BEGIN Given data

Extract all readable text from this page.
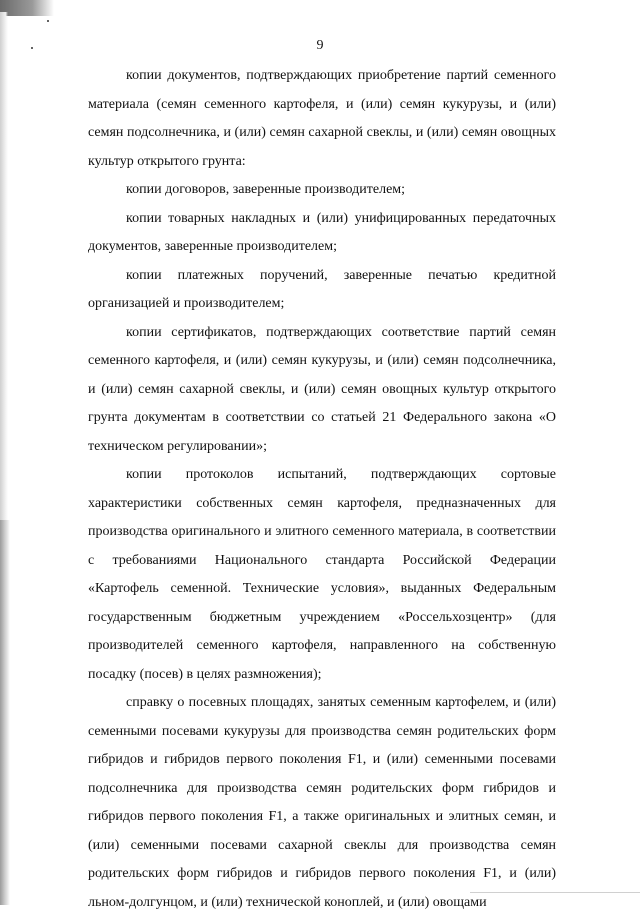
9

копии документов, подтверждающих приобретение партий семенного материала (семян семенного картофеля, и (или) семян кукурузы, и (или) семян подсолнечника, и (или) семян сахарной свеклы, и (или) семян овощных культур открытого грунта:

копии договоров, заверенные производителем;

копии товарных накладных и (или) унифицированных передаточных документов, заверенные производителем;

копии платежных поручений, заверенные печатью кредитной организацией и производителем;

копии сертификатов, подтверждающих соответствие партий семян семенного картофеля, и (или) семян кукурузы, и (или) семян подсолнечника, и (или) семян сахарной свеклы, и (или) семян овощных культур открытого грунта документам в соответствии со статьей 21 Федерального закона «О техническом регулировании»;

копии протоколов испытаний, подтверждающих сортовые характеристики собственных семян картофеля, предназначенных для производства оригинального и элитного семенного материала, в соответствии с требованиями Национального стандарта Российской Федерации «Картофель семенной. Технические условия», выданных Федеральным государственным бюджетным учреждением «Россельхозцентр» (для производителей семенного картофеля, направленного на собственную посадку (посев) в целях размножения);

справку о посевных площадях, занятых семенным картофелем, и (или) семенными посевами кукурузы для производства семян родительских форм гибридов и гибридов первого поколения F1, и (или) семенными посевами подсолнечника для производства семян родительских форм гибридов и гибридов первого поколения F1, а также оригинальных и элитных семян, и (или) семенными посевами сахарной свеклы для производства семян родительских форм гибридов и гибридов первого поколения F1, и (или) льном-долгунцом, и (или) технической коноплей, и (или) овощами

END Given data

Copy each line of the data that contains the word "сахарной".

- Answer to the exercise
копии документов, подтверждающих приобретение партий семенного материала (семян семенного картофеля, и (или) семян кукурузы, и (или) семян подсолнечника, и (или) семян сахарной свеклы, и (или) семян овощных культур открытого грунта:
копии сертификатов, подтверждающих соответствие партий семян семенного картофеля, и (или) семян кукурузы, и (или) семян подсолнечника, и (или) семян сахарной свеклы, и (или) семян овощных культур открытого грунта документам в соответствии со статьей 21 Федерального закона «О техническом регулировании»;
справку о посевных площадях, занятых семенным картофелем, и (или) семенными посевами кукурузы для производства семян родительских форм гибридов и гибридов первого поколения F1, и (или) семенными посевами подсолнечника для производства семян родительских форм гибридов и гибридов первого поколения F1, а также оригинальных и элитных семян, и (или) семенными посевами сахарной свеклы для производства семян родительских форм гибридов и гибридов первого поколения F1, и (или) льном-долгунцом, и (или) технической коноплей, и (или) овощами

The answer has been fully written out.